◆ PETIT EXERCICE A: Reproduisez intégralement et à l'identique l'article sur le limogeage de Lotfi Brahem.

◆ EXTRAIT DE PAGE:
........

Les dessous du limogeage de Lotfi Brahem : pas aussi étrange que ça
C’est par un communiqué laconique que le Chef du gouvernement Youssef Chahed a annoncé le limogeage du ministre de l’Intérieur, Lotfi Brahem et son remplacement à titre intérimaire par le ministre de la Justice, Ghazi Jéribi. Il n’a même pas attendu le remaniement ministériel qui est envisagé et qui devrait être rendu public très prochainement.
Y-a-t-il péril en la demeure pour qu’une décision aussi importante soit prise ? Youssef Chahed la justifiera certainement par le besoin de sanctionner les dysfonctionnements dans les services de sécurité qui ont engendré le drame de Kerkennah où une embarcation d’émigrés clandestins a chaviré faisant des dizaines de morts.

........

◆ LES DONNÉES:

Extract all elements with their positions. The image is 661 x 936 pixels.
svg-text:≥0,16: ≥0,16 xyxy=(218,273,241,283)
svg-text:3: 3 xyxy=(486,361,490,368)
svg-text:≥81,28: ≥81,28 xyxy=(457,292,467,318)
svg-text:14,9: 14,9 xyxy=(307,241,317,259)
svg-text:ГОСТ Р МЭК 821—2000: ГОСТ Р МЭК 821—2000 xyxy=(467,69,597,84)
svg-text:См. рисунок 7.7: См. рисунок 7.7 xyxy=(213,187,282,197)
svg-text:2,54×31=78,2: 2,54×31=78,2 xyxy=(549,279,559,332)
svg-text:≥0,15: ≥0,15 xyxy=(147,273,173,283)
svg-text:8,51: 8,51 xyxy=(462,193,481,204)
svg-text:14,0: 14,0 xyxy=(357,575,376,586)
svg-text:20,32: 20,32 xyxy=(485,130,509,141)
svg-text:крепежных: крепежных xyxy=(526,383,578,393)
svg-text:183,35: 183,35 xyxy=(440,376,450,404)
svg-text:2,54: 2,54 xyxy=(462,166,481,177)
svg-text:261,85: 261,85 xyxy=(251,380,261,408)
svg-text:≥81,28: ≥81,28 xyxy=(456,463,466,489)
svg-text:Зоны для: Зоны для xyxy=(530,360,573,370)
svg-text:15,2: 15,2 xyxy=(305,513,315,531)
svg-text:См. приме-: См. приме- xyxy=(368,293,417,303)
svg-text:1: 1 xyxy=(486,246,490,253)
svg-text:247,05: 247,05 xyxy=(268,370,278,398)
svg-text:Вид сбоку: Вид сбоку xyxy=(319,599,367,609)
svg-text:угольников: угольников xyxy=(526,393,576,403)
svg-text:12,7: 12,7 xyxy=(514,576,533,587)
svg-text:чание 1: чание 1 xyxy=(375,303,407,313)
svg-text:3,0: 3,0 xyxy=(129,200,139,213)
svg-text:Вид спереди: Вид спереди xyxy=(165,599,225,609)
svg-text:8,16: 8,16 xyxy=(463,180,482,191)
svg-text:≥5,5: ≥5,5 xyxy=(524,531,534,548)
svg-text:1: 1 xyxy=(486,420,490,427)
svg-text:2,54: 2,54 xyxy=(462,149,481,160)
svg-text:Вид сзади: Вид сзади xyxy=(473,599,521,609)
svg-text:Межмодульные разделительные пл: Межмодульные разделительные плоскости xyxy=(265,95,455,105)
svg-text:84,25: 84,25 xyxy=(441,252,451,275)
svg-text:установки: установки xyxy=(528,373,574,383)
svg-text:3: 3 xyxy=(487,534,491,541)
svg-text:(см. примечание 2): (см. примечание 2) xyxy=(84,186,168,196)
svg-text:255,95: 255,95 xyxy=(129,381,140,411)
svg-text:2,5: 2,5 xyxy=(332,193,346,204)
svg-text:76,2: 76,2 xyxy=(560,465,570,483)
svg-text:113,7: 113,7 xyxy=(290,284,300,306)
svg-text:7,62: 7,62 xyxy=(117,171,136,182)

........

◆ PETIT EXERCICE B: Transcrivez sans rien modifier les lignes de données, de la toute première jusqu'à celle qui contient « svg-text:крепежных: крепежных xyxy=(526,383,578,393) », celle-ci comprise.

◆ SOLUTION PROPOSÉE A:
Les dessous du limogeage de Lotfi Brahem : pas aussi étrange que ça
C’est par un communiqué laconique que le Chef du gouvernement Youssef Chahed a annoncé le limogeage du ministre de l’Intérieur, Lotfi Brahem et son remplacement à titre intérimaire par le ministre de la Justice, Ghazi Jéribi. Il n’a même pas attendu le remaniement ministériel qui est envisagé et qui devrait être rendu public très prochainement.
Y-a-t-il péril en la demeure pour qu’une décision aussi importante soit prise ? Youssef Chahed la justifiera certainement par le besoin de sanctionner les dysfonctionnements dans les services de sécurité qui ont engendré le drame de Kerkennah où une embarcation d’émigrés clandestins a chaviré faisant des dizaines de morts.

◆ SOLUTION PROPOSÉE B:
Extract all elements with their positions. The image is 661 x 936 pixels.
svg-text:≥0,16: ≥0,16 xyxy=(218,273,241,283)
svg-text:3: 3 xyxy=(486,361,490,368)
svg-text:≥81,28: ≥81,28 xyxy=(457,292,467,318)
svg-text:14,9: 14,9 xyxy=(307,241,317,259)
svg-text:ГОСТ Р МЭК 821—2000: ГОСТ Р МЭК 821—2000 xyxy=(467,69,597,84)
svg-text:См. рисунок 7.7: См. рисунок 7.7 xyxy=(213,187,282,197)
svg-text:2,54×31=78,2: 2,54×31=78,2 xyxy=(549,279,559,332)
svg-text:≥0,15: ≥0,15 xyxy=(147,273,173,283)
svg-text:8,51: 8,51 xyxy=(462,193,481,204)
svg-text:14,0: 14,0 xyxy=(357,575,376,586)
svg-text:20,32: 20,32 xyxy=(485,130,509,141)
svg-text:крепежных: крепежных xyxy=(526,383,578,393)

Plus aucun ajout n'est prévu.